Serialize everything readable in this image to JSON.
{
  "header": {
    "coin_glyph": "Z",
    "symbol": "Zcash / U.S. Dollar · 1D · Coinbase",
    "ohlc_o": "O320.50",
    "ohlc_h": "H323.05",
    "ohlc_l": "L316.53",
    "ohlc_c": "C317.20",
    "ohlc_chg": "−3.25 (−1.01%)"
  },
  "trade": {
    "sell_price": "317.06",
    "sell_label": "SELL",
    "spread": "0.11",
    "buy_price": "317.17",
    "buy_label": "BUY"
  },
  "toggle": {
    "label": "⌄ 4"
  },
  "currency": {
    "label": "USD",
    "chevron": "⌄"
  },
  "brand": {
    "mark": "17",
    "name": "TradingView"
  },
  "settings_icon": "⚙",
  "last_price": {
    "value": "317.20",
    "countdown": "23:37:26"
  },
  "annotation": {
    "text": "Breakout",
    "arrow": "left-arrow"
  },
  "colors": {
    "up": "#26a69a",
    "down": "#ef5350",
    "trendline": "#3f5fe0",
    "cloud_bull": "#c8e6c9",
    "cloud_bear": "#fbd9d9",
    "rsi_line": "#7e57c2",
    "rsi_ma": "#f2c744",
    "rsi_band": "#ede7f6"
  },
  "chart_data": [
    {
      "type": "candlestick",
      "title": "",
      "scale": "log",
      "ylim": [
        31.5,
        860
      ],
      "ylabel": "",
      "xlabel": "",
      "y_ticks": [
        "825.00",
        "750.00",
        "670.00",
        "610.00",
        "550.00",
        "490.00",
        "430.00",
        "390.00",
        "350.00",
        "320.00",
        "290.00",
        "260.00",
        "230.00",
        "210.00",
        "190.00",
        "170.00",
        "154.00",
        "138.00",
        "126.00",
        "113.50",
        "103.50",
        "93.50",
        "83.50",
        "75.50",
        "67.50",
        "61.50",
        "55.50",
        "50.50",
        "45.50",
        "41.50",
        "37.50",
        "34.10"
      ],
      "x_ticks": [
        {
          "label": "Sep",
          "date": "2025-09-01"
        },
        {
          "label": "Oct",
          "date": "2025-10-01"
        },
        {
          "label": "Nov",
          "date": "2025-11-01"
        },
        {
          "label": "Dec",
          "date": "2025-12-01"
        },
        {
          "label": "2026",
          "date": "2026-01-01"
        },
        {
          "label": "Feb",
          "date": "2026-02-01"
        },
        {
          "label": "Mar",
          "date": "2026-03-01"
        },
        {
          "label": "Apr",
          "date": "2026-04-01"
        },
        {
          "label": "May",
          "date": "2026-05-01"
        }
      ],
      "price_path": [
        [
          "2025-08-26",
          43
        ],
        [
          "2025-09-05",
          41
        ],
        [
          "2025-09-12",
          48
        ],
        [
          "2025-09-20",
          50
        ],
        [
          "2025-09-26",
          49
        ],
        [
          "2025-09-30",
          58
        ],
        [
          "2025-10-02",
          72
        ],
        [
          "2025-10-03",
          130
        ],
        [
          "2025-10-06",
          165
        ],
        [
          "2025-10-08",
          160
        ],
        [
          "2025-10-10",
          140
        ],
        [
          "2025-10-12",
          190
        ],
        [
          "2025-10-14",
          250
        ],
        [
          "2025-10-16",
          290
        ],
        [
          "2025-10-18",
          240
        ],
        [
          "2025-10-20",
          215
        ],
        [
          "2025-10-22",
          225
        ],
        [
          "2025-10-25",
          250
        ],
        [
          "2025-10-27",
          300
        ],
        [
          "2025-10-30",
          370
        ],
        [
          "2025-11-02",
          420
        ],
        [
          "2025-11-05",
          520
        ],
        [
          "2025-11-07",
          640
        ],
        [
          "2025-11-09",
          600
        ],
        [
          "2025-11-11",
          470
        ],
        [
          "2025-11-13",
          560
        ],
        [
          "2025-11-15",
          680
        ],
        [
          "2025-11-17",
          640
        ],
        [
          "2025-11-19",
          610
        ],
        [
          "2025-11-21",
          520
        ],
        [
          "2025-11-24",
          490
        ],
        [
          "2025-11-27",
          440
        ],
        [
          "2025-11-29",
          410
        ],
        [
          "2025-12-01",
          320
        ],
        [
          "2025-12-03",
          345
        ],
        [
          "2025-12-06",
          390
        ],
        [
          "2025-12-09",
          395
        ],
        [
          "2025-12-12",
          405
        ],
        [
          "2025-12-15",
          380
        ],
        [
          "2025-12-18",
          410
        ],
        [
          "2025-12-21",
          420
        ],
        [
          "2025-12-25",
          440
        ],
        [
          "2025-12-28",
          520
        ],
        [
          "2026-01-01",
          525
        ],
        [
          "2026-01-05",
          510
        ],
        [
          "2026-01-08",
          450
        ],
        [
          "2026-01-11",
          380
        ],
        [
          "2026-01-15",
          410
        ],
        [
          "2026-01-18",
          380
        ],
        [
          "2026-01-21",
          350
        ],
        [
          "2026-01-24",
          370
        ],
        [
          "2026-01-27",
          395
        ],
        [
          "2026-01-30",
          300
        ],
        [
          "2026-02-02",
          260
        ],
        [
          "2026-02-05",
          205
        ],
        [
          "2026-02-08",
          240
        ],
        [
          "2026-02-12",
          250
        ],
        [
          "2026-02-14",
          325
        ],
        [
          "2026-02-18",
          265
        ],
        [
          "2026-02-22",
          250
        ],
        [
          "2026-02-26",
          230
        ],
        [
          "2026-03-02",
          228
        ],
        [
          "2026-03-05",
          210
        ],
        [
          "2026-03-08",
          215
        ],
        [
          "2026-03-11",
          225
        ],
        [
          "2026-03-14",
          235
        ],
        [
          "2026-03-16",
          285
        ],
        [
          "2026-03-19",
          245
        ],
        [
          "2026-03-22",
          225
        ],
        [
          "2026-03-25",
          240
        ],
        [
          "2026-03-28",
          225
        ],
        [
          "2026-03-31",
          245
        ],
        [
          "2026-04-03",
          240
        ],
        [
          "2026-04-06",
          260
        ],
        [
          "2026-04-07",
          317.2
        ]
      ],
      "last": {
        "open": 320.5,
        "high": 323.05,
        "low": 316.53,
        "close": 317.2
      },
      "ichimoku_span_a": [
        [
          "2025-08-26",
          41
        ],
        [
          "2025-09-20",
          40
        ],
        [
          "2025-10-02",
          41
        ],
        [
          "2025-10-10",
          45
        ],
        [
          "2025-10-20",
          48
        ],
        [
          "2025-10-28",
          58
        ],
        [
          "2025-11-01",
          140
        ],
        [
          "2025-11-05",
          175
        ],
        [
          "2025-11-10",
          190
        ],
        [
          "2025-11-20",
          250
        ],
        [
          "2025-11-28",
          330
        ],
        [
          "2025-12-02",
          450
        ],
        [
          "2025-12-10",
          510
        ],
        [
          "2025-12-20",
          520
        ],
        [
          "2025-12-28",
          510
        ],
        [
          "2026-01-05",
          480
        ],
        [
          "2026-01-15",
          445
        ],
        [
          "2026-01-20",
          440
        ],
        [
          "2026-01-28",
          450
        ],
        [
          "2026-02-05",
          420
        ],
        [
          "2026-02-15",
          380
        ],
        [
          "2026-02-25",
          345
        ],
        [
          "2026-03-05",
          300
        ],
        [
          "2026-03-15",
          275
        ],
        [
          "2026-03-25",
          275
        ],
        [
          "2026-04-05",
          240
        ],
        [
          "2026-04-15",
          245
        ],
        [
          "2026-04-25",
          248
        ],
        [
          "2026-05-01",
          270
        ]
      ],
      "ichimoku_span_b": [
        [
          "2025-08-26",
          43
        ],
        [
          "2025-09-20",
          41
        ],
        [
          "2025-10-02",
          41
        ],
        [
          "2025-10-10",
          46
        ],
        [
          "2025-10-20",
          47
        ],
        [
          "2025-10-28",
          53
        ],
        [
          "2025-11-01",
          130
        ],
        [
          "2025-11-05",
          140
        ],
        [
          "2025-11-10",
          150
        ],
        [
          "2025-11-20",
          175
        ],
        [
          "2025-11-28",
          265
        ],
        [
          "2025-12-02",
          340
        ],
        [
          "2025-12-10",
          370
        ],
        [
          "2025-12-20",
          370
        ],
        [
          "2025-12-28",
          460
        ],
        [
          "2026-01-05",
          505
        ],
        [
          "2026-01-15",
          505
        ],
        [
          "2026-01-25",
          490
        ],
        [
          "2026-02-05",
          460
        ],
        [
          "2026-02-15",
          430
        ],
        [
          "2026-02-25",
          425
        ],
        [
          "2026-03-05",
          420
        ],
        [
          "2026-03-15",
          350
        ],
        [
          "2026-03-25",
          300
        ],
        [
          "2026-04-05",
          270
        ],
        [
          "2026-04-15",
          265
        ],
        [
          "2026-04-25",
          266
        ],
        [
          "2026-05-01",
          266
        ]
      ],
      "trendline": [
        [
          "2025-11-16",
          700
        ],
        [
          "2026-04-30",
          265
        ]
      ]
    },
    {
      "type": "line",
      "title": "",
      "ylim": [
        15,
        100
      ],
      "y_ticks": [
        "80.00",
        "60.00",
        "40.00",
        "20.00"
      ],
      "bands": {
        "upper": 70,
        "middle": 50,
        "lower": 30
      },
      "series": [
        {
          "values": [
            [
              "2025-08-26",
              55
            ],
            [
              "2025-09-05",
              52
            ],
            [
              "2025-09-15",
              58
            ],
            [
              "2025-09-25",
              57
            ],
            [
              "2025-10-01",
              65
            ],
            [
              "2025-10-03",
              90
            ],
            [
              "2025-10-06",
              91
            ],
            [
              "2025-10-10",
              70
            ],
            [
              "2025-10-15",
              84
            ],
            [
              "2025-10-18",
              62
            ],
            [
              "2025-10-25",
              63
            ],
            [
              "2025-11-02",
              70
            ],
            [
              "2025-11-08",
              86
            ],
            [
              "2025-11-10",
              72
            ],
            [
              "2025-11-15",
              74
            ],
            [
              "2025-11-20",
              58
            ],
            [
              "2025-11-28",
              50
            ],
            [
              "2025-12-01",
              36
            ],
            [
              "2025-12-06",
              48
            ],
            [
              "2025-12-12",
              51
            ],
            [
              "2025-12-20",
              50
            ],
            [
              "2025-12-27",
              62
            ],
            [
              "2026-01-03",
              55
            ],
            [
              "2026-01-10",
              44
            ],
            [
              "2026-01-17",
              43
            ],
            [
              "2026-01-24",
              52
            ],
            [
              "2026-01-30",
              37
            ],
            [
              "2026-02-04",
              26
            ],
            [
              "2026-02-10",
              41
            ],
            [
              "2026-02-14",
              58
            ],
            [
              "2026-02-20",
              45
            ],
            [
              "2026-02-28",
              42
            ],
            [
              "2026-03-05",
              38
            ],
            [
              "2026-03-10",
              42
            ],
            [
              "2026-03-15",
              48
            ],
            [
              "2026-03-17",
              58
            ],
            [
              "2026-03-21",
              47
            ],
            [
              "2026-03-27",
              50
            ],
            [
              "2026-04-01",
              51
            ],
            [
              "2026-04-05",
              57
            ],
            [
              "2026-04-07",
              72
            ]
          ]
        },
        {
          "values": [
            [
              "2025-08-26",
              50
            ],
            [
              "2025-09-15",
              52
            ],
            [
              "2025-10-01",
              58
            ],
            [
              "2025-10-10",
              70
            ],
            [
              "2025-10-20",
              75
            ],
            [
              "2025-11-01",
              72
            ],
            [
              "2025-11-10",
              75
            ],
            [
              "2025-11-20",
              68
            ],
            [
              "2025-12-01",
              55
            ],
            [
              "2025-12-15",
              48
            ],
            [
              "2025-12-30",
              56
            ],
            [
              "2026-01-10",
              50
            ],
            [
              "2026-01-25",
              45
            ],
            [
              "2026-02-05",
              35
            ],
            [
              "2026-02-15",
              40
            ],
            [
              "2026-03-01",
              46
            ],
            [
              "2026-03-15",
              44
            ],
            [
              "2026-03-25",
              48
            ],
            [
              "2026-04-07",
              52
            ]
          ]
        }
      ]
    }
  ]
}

- Exercise description -
Return only those lines of the records that contain the string "date".

- Correct answer -
          "date": "2025-09-01"
          "date": "2025-10-01"
          "date": "2025-11-01"
          "date": "2025-12-01"
          "date": "2026-01-01"
          "date": "2026-02-01"
          "date": "2026-03-01"
          "date": "2026-04-01"
          "date": "2026-05-01"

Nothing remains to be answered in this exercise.